Excerpts from a figure dataset:
* * * * *
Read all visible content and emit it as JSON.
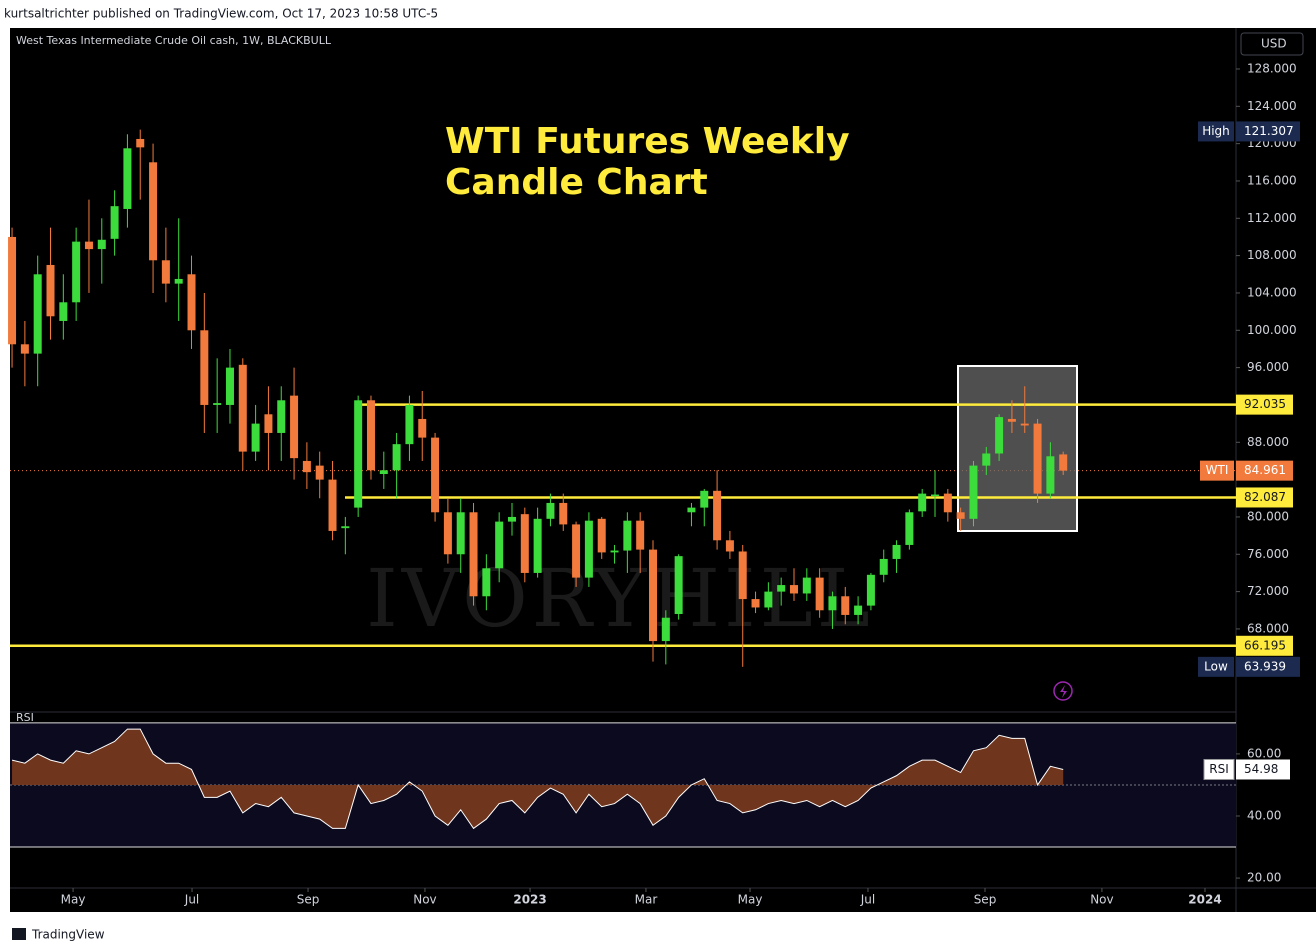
{
  "header": "kurtsaltrichter published on TradingView.com, Oct 17, 2023 10:58 UTC-5",
  "footer": "TradingView",
  "chart_data": {
    "type": "candlestick",
    "symbol": "West Texas Intermediate Crude Oil cash, 1W, BLACKBULL",
    "title": [
      "WTI Futures Weekly",
      "Candle Chart"
    ],
    "watermark": "IVORYHILL",
    "currency": "USD",
    "up_color": "#3ddc3d",
    "down_color": "#f27a3c",
    "open": [
      110,
      98.5,
      97.5,
      107,
      101,
      103,
      109.5,
      108.7,
      109.8,
      113,
      120.5,
      118,
      107.5,
      105,
      106,
      100,
      92,
      92,
      96.3,
      87,
      91,
      89,
      93,
      86,
      85.5,
      84,
      78.8,
      81,
      92.5,
      84.6,
      85,
      87.8,
      90.5,
      88.5,
      80.5,
      76,
      80.5,
      71.5,
      74.5,
      79.5,
      80.3,
      74,
      79.8,
      81.5,
      79.2,
      73.5,
      79.8,
      76.2,
      76.4,
      79.6,
      76.5,
      66.7,
      69.6,
      80.5,
      81,
      82.8,
      77.5,
      76.3,
      71.2,
      70.3,
      72,
      72.7,
      71.8,
      73.5,
      70,
      71.5,
      69.5,
      70.5,
      73.8,
      75.5,
      77,
      80.6,
      82.3,
      82.5,
      80.5,
      79.8,
      85.5,
      86.8,
      90.5,
      90,
      90,
      82.5,
      86.7
    ],
    "high": [
      111,
      101,
      108,
      111,
      106,
      111,
      114,
      112,
      115,
      121,
      121.5,
      120,
      111,
      112,
      108,
      104,
      97,
      98,
      97,
      92,
      94,
      94,
      96,
      88,
      87,
      86,
      80,
      93,
      93,
      87,
      89,
      93,
      93.5,
      89,
      82,
      82,
      81.5,
      76,
      80.5,
      81.5,
      81,
      81,
      82.5,
      82.5,
      79.5,
      80.5,
      80,
      77,
      80.5,
      80.5,
      77.5,
      70,
      76,
      81.5,
      83,
      85,
      78.5,
      77,
      72,
      73,
      73.5,
      74.5,
      74.5,
      74.5,
      72,
      72.5,
      71.5,
      74,
      76.5,
      77.5,
      80.8,
      83,
      85,
      83,
      81,
      86,
      87.5,
      91,
      92.5,
      94,
      90.5,
      88,
      87
    ],
    "low": [
      96,
      94,
      94,
      99,
      99,
      101,
      104,
      105,
      108,
      111,
      114,
      104,
      103,
      101,
      98,
      89,
      89,
      90,
      85,
      86,
      85,
      86,
      84,
      83,
      82,
      77.5,
      76,
      80,
      84,
      83,
      82,
      86,
      86,
      79.5,
      75,
      74,
      70.5,
      70,
      73,
      78,
      73,
      73.5,
      79,
      78.5,
      72.5,
      72.5,
      75.5,
      75,
      74,
      74,
      64.5,
      64.2,
      69,
      79,
      79,
      76.5,
      75.5,
      63.939,
      69.7,
      70,
      70.5,
      71,
      71,
      69.2,
      68,
      68.5,
      68.5,
      70,
      73,
      74,
      76.5,
      80,
      80,
      79.5,
      78.5,
      79,
      84.5,
      86,
      89,
      89,
      81.5,
      82,
      84.5
    ],
    "close": [
      98.5,
      97.5,
      106,
      101.5,
      103,
      109.5,
      108.7,
      109.7,
      113.3,
      119.5,
      119.6,
      107.5,
      105,
      105.5,
      100,
      92,
      92.2,
      96,
      87,
      90,
      89,
      92.5,
      86.3,
      84.8,
      84,
      78.5,
      79,
      92.5,
      85,
      85,
      87.8,
      92,
      88.5,
      80.5,
      76,
      80.5,
      71.5,
      74.5,
      79.5,
      80,
      74,
      79.8,
      81.5,
      79.2,
      73.5,
      79.6,
      76.2,
      76.4,
      79.6,
      76.5,
      66.7,
      69.2,
      75.8,
      81,
      82.8,
      77.5,
      76.3,
      71.2,
      70.3,
      72,
      72.7,
      71.8,
      73.5,
      70,
      71.5,
      69.5,
      70.5,
      73.8,
      75.5,
      77,
      80.5,
      82.5,
      82.4,
      80.5,
      79.8,
      85.5,
      86.8,
      90.7,
      90.2,
      89.8,
      82.5,
      86.5,
      84.961
    ],
    "xlim": [
      -0.16,
      95.48
    ],
    "xticks": [
      {
        "value": 4.76,
        "label": "May"
      },
      {
        "value": 14.04,
        "label": "Jul"
      },
      {
        "value": 23.09,
        "label": "Sep"
      },
      {
        "value": 32.21,
        "label": "Nov"
      },
      {
        "value": 40.41,
        "label": "2023"
      },
      {
        "value": 49.45,
        "label": "Mar"
      },
      {
        "value": 57.57,
        "label": "May"
      },
      {
        "value": 66.77,
        "label": "Jul"
      },
      {
        "value": 75.9,
        "label": "Sep"
      },
      {
        "value": 85.02,
        "label": "Nov"
      },
      {
        "value": 93.06,
        "label": "2024"
      }
    ],
    "ylim": [
      59.1,
      132.39
    ],
    "yticks": [
      {
        "value": 128,
        "label": "128.000"
      },
      {
        "value": 124,
        "label": "124.000"
      },
      {
        "value": 120,
        "label": "120.000"
      },
      {
        "value": 116,
        "label": "116.000"
      },
      {
        "value": 112,
        "label": "112.000"
      },
      {
        "value": 108,
        "label": "108.000"
      },
      {
        "value": 104,
        "label": "104.000"
      },
      {
        "value": 100,
        "label": "100.000"
      },
      {
        "value": 96,
        "label": "96.000"
      },
      {
        "value": 88,
        "label": "88.000"
      },
      {
        "value": 80,
        "label": "80.000"
      },
      {
        "value": 76,
        "label": "76.000"
      },
      {
        "value": 72,
        "label": "72.000"
      },
      {
        "value": 68,
        "label": "68.000"
      }
    ],
    "levels": [
      92.035,
      82.087,
      66.195
    ],
    "level_color": "#ffeb3b",
    "last": {
      "name": "WTI",
      "value": 84.961
    },
    "range_labels": [
      {
        "name": "High",
        "value": 121.307
      },
      {
        "name": "Low",
        "value": 63.939
      }
    ],
    "rsi": {
      "name": "RSI",
      "color": "#ffffff",
      "fill": "#7b3a1d",
      "values": [
        58,
        57,
        60,
        58,
        57,
        61,
        60,
        62,
        64,
        68,
        68,
        60,
        57,
        57,
        55,
        46,
        46,
        48,
        41,
        44,
        43,
        46,
        41,
        40,
        39,
        36,
        36,
        50,
        44,
        45,
        47,
        51,
        48,
        40,
        37,
        42,
        36,
        39,
        44,
        45,
        41,
        46,
        49,
        47,
        41,
        47,
        43,
        44,
        47,
        44,
        37,
        40,
        46,
        50,
        52,
        45,
        44,
        41,
        42,
        44,
        45,
        44,
        45,
        43,
        45,
        43,
        45,
        49,
        51,
        53,
        56,
        58,
        58,
        56,
        54,
        61,
        62,
        66,
        65,
        65,
        50,
        56,
        54.98
      ],
      "ylim": [
        16.8,
        73.5
      ],
      "yticks": [
        {
          "value": 60,
          "label": "60.00"
        },
        {
          "value": 40,
          "label": "40.00"
        },
        {
          "value": 20,
          "label": "20.00"
        }
      ],
      "bands": [
        70,
        30
      ],
      "mid": 50
    }
  }
}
* * * * *
» Goal: Pictures stay out; reproduce every line of the records exactly.

» Solved problem:
Read all visible content and emit it as JSON.
{
  "header": "kurtsaltrichter published on TradingView.com, Oct 17, 2023 10:58 UTC-5",
  "footer": "TradingView",
  "chart_data": {
    "type": "candlestick",
    "symbol": "West Texas Intermediate Crude Oil cash, 1W, BLACKBULL",
    "title": [
      "WTI Futures Weekly",
      "Candle Chart"
    ],
    "watermark": "IVORYHILL",
    "currency": "USD",
    "up_color": "#3ddc3d",
    "down_color": "#f27a3c",
    "open": [
      110,
      98.5,
      97.5,
      107,
      101,
      103,
      109.5,
      108.7,
      109.8,
      113,
      120.5,
      118,
      107.5,
      105,
      106,
      100,
      92,
      92,
      96.3,
      87,
      91,
      89,
      93,
      86,
      85.5,
      84,
      78.8,
      81,
      92.5,
      84.6,
      85,
      87.8,
      90.5,
      88.5,
      80.5,
      76,
      80.5,
      71.5,
      74.5,
      79.5,
      80.3,
      74,
      79.8,
      81.5,
      79.2,
      73.5,
      79.8,
      76.2,
      76.4,
      79.6,
      76.5,
      66.7,
      69.6,
      80.5,
      81,
      82.8,
      77.5,
      76.3,
      71.2,
      70.3,
      72,
      72.7,
      71.8,
      73.5,
      70,
      71.5,
      69.5,
      70.5,
      73.8,
      75.5,
      77,
      80.6,
      82.3,
      82.5,
      80.5,
      79.8,
      85.5,
      86.8,
      90.5,
      90,
      90,
      82.5,
      86.7
    ],
    "high": [
      111,
      101,
      108,
      111,
      106,
      111,
      114,
      112,
      115,
      121,
      121.5,
      120,
      111,
      112,
      108,
      104,
      97,
      98,
      97,
      92,
      94,
      94,
      96,
      88,
      87,
      86,
      80,
      93,
      93,
      87,
      89,
      93,
      93.5,
      89,
      82,
      82,
      81.5,
      76,
      80.5,
      81.5,
      81,
      81,
      82.5,
      82.5,
      79.5,
      80.5,
      80,
      77,
      80.5,
      80.5,
      77.5,
      70,
      76,
      81.5,
      83,
      85,
      78.5,
      77,
      72,
      73,
      73.5,
      74.5,
      74.5,
      74.5,
      72,
      72.5,
      71.5,
      74,
      76.5,
      77.5,
      80.8,
      83,
      85,
      83,
      81,
      86,
      87.5,
      91,
      92.5,
      94,
      90.5,
      88,
      87
    ],
    "low": [
      96,
      94,
      94,
      99,
      99,
      101,
      104,
      105,
      108,
      111,
      114,
      104,
      103,
      101,
      98,
      89,
      89,
      90,
      85,
      86,
      85,
      86,
      84,
      83,
      82,
      77.5,
      76,
      80,
      84,
      83,
      82,
      86,
      86,
      79.5,
      75,
      74,
      70.5,
      70,
      73,
      78,
      73,
      73.5,
      79,
      78.5,
      72.5,
      72.5,
      75.5,
      75,
      74,
      74,
      64.5,
      64.2,
      69,
      79,
      79,
      76.5,
      75.5,
      63.939,
      69.7,
      70,
      70.5,
      71,
      71,
      69.2,
      68,
      68.5,
      68.5,
      70,
      73,
      74,
      76.5,
      80,
      80,
      79.5,
      78.5,
      79,
      84.5,
      86,
      89,
      89,
      81.5,
      82,
      84.5
    ],
    "close": [
      98.5,
      97.5,
      106,
      101.5,
      103,
      109.5,
      108.7,
      109.7,
      113.3,
      119.5,
      119.6,
      107.5,
      105,
      105.5,
      100,
      92,
      92.2,
      96,
      87,
      90,
      89,
      92.5,
      86.3,
      84.8,
      84,
      78.5,
      79,
      92.5,
      85,
      85,
      87.8,
      92,
      88.5,
      80.5,
      76,
      80.5,
      71.5,
      74.5,
      79.5,
      80,
      74,
      79.8,
      81.5,
      79.2,
      73.5,
      79.6,
      76.2,
      76.4,
      79.6,
      76.5,
      66.7,
      69.2,
      75.8,
      81,
      82.8,
      77.5,
      76.3,
      71.2,
      70.3,
      72,
      72.7,
      71.8,
      73.5,
      70,
      71.5,
      69.5,
      70.5,
      73.8,
      75.5,
      77,
      80.5,
      82.5,
      82.4,
      80.5,
      79.8,
      85.5,
      86.8,
      90.7,
      90.2,
      89.8,
      82.5,
      86.5,
      84.961
    ],
    "xlim": [
      -0.16,
      95.48
    ],
    "xticks": [
      {
        "value": 4.76,
        "label": "May"
      },
      {
        "value": 14.04,
        "label": "Jul"
      },
      {
        "value": 23.09,
        "label": "Sep"
      },
      {
        "value": 32.21,
        "label": "Nov"
      },
      {
        "value": 40.41,
        "label": "2023"
      },
      {
        "value": 49.45,
        "label": "Mar"
      },
      {
        "value": 57.57,
        "label": "May"
      },
      {
        "value": 66.77,
        "label": "Jul"
      },
      {
        "value": 75.9,
        "label": "Sep"
      },
      {
        "value": 85.02,
        "label": "Nov"
      },
      {
        "value": 93.06,
        "label": "2024"
      }
    ],
    "ylim": [
      59.1,
      132.39
    ],
    "yticks": [
      {
        "value": 128,
        "label": "128.000"
      },
      {
        "value": 124,
        "label": "124.000"
      },
      {
        "value": 120,
        "label": "120.000"
      },
      {
        "value": 116,
        "label": "116.000"
      },
      {
        "value": 112,
        "label": "112.000"
      },
      {
        "value": 108,
        "label": "108.000"
      },
      {
        "value": 104,
        "label": "104.000"
      },
      {
        "value": 100,
        "label": "100.000"
      },
      {
        "value": 96,
        "label": "96.000"
      },
      {
        "value": 88,
        "label": "88.000"
      },
      {
        "value": 80,
        "label": "80.000"
      },
      {
        "value": 76,
        "label": "76.000"
      },
      {
        "value": 72,
        "label": "72.000"
      },
      {
        "value": 68,
        "label": "68.000"
      }
    ],
    "levels": [
      92.035,
      82.087,
      66.195
    ],
    "level_color": "#ffeb3b",
    "last": {
      "name": "WTI",
      "value": 84.961
    },
    "range_labels": [
      {
        "name": "High",
        "value": 121.307
      },
      {
        "name": "Low",
        "value": 63.939
      }
    ],
    "rsi": {
      "name": "RSI",
      "color": "#ffffff",
      "fill": "#7b3a1d",
      "values": [
        58,
        57,
        60,
        58,
        57,
        61,
        60,
        62,
        64,
        68,
        68,
        60,
        57,
        57,
        55,
        46,
        46,
        48,
        41,
        44,
        43,
        46,
        41,
        40,
        39,
        36,
        36,
        50,
        44,
        45,
        47,
        51,
        48,
        40,
        37,
        42,
        36,
        39,
        44,
        45,
        41,
        46,
        49,
        47,
        41,
        47,
        43,
        44,
        47,
        44,
        37,
        40,
        46,
        50,
        52,
        45,
        44,
        41,
        42,
        44,
        45,
        44,
        45,
        43,
        45,
        43,
        45,
        49,
        51,
        53,
        56,
        58,
        58,
        56,
        54,
        61,
        62,
        66,
        65,
        65,
        50,
        56,
        54.98
      ],
      "ylim": [
        16.8,
        73.5
      ],
      "yticks": [
        {
          "value": 60,
          "label": "60.00"
        },
        {
          "value": 40,
          "label": "40.00"
        },
        {
          "value": 20,
          "label": "20.00"
        }
      ],
      "bands": [
        70,
        30
      ],
      "mid": 50
    }
  }
}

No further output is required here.